** Start **

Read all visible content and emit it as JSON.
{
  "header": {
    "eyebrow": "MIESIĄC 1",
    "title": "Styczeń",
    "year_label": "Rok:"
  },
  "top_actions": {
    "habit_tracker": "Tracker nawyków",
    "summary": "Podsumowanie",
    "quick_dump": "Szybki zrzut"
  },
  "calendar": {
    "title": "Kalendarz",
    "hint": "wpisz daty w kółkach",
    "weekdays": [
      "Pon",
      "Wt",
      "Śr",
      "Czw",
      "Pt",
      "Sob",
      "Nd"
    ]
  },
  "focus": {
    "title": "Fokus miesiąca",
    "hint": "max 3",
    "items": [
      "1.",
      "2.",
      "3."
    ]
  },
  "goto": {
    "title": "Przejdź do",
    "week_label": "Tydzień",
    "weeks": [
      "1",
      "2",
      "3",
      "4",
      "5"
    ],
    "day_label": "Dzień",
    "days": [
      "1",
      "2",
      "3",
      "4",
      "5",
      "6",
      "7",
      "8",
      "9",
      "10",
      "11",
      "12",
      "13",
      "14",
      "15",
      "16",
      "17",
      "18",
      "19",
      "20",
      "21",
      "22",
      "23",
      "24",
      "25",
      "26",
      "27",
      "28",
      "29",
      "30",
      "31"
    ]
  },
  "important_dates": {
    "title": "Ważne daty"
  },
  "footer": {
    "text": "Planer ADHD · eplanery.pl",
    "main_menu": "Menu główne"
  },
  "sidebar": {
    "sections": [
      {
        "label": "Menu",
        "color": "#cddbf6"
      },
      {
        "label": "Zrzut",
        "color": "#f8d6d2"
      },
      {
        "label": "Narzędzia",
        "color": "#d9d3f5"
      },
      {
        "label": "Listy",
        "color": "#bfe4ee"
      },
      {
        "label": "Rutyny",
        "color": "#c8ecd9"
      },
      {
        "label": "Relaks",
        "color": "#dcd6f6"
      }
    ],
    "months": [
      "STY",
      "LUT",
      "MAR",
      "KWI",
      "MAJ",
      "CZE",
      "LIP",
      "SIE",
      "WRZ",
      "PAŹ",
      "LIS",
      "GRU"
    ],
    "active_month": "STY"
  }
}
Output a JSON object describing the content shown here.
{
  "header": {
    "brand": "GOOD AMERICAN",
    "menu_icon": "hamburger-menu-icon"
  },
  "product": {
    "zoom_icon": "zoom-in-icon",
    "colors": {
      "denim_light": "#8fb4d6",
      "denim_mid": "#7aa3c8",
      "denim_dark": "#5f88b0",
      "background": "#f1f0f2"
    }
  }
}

** End **

## Request
Reproduce all the data word for word.

## Solution
Read all visible content and emit it as JSON.
{
  "header": {
    "eyebrow": "MIESIĄC 1",
    "title": "Styczeń",
    "year_label": "Rok:"
  },
  "top_actions": {
    "habit_tracker": "Tracker nawyków",
    "summary": "Podsumowanie",
    "quick_dump": "Szybki zrzut"
  },
  "calendar": {
    "title": "Kalendarz",
    "hint": "wpisz daty w kółkach",
    "weekdays": [
      "Pon",
      "Wt",
      "Śr",
      "Czw",
      "Pt",
      "Sob",
      "Nd"
    ]
  },
  "focus": {
    "title": "Fokus miesiąca",
    "hint": "max 3",
    "items": [
      "1.",
      "2.",
      "3."
    ]
  },
  "goto": {
    "title": "Przejdź do",
    "week_label": "Tydzień",
    "weeks": [
      "1",
      "2",
      "3",
      "4",
      "5"
    ],
    "day_label": "Dzień",
    "days": [
      "1",
      "2",
      "3",
      "4",
      "5",
      "6",
      "7",
      "8",
      "9",
      "10",
      "11",
      "12",
      "13",
      "14",
      "15",
      "16",
      "17",
      "18",
      "19",
      "20",
      "21",
      "22",
      "23",
      "24",
      "25",
      "26",
      "27",
      "28",
      "29",
      "30",
      "31"
    ]
  },
  "important_dates": {
    "title": "Ważne daty"
  },
  "footer": {
    "text": "Planer ADHD · eplanery.pl",
    "main_menu": "Menu główne"
  },
  "sidebar": {
    "sections": [
      {
        "label": "Menu",
        "color": "#cddbf6"
      },
      {
        "label": "Zrzut",
        "color": "#f8d6d2"
      },
      {
        "label": "Narzędzia",
        "color": "#d9d3f5"
      },
      {
        "label": "Listy",
        "color": "#bfe4ee"
      },
      {
        "label": "Rutyny",
        "color": "#c8ecd9"
      },
      {
        "label": "Relaks",
        "color": "#dcd6f6"
      }
    ],
    "months": [
      "STY",
      "LUT",
      "MAR",
      "KWI",
      "MAJ",
      "CZE",
      "LIP",
      "SIE",
      "WRZ",
      "PAŹ",
      "LIS",
      "GRU"
    ],
    "active_month": "STY"
  }
}
Output a JSON object describing the content shown here.
{
  "header": {
    "brand": "GOOD AMERICAN",
    "menu_icon": "hamburger-menu-icon"
  },
  "product": {
    "zoom_icon": "zoom-in-icon",
    "colors": {
      "denim_light": "#8fb4d6",
      "denim_mid": "#7aa3c8",
      "denim_dark": "#5f88b0",
      "background": "#f1f0f2"
    }
  }
}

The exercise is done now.